- **WHAT TO WORK ON**
Search the records that follow and extract every line containing the string "foliorum".

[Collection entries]
####################

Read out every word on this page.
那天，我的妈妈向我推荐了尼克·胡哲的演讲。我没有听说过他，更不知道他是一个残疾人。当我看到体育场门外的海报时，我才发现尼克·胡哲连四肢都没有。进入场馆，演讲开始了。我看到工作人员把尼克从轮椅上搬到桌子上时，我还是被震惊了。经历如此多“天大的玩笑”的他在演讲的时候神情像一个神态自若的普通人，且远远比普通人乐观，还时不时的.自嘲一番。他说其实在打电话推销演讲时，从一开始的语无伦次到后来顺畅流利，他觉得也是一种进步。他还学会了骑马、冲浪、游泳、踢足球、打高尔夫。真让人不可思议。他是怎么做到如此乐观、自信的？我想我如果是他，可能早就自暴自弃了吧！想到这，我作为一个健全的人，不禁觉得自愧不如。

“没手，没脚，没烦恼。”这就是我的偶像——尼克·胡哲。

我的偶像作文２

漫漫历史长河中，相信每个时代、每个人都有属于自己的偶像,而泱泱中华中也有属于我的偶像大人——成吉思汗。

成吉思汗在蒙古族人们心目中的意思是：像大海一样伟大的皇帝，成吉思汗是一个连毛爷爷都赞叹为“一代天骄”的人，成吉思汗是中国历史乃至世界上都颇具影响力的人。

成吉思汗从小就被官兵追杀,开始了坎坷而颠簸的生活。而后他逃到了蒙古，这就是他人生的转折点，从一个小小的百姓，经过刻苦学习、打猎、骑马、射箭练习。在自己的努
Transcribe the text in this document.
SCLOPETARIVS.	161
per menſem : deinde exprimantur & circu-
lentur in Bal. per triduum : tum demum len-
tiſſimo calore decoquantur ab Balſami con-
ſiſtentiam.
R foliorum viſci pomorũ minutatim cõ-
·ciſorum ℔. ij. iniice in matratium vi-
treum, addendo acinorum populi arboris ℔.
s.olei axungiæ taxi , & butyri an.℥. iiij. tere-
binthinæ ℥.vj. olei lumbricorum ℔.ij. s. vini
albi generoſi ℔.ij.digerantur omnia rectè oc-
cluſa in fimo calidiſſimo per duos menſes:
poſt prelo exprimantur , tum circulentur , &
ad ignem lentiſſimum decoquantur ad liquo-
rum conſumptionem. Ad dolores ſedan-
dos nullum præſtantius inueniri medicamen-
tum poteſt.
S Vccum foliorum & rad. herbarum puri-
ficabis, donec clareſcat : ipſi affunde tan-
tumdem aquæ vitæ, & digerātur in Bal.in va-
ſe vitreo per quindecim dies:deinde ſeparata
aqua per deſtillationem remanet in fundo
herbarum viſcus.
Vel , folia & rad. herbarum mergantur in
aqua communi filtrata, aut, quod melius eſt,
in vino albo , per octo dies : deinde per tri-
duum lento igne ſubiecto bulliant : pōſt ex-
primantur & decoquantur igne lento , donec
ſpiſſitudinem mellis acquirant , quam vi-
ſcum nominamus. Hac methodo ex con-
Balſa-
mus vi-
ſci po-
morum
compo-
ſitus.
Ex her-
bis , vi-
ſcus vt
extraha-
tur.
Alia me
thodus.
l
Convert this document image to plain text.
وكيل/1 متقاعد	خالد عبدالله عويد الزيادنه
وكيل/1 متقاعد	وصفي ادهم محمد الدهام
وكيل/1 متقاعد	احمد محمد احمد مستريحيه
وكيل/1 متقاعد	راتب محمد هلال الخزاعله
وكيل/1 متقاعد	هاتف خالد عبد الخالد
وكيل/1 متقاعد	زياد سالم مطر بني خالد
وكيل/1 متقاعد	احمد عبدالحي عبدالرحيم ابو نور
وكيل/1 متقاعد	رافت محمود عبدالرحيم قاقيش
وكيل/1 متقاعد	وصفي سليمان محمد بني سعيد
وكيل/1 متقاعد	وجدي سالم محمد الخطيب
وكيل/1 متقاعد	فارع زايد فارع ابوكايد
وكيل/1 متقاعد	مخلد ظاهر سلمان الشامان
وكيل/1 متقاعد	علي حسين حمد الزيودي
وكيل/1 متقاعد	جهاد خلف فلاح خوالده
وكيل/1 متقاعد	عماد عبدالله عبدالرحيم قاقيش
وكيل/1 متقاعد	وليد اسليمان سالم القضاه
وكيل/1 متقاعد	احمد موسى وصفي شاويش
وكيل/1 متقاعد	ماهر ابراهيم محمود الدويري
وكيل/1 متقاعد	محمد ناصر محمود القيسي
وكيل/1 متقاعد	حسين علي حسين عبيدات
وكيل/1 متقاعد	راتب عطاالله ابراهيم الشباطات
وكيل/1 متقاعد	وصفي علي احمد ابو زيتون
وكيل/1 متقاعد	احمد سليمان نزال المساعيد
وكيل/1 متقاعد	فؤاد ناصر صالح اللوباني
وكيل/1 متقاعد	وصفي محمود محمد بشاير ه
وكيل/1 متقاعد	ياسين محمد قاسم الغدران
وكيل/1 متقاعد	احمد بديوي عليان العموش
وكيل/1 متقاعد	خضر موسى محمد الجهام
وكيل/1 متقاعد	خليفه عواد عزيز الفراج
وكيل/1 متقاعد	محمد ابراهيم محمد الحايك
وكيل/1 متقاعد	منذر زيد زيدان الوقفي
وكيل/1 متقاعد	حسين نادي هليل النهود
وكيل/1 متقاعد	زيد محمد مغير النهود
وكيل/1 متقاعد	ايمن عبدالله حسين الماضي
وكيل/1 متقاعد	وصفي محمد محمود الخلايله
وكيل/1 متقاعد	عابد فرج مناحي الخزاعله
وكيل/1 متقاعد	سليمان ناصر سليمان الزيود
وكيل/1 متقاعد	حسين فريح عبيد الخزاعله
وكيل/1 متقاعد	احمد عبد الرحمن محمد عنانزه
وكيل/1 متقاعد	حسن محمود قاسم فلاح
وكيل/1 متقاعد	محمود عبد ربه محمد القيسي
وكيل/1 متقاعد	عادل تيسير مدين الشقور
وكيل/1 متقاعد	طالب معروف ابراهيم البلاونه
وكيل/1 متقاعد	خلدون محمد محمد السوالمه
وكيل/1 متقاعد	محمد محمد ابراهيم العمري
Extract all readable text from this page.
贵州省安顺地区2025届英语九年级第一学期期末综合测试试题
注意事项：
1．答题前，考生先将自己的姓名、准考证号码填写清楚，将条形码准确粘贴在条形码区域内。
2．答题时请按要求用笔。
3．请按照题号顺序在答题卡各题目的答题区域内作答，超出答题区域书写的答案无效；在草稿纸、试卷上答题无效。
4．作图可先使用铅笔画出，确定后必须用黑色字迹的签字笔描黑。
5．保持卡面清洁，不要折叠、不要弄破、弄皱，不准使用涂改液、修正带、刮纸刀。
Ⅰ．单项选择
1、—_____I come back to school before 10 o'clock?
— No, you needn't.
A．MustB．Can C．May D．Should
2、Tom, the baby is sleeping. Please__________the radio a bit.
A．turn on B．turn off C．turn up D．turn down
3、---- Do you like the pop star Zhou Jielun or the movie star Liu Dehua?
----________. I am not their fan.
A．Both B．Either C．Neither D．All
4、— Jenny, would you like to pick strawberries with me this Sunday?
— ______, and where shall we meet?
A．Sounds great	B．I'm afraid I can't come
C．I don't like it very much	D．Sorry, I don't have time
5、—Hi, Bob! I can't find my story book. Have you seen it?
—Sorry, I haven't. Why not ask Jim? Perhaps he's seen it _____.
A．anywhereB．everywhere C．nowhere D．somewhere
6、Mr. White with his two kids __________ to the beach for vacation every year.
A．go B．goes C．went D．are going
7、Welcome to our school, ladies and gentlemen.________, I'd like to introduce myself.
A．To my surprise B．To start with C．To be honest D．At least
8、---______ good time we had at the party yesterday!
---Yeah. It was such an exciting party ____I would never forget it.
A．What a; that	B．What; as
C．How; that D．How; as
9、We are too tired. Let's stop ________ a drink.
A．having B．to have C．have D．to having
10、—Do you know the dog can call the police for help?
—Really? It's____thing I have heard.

####################

- **EXERCISE RESPONSE**
R foliorum viſci pomorũ minutatim cõ-
S Vccum foliorum & rad. herbarum puri-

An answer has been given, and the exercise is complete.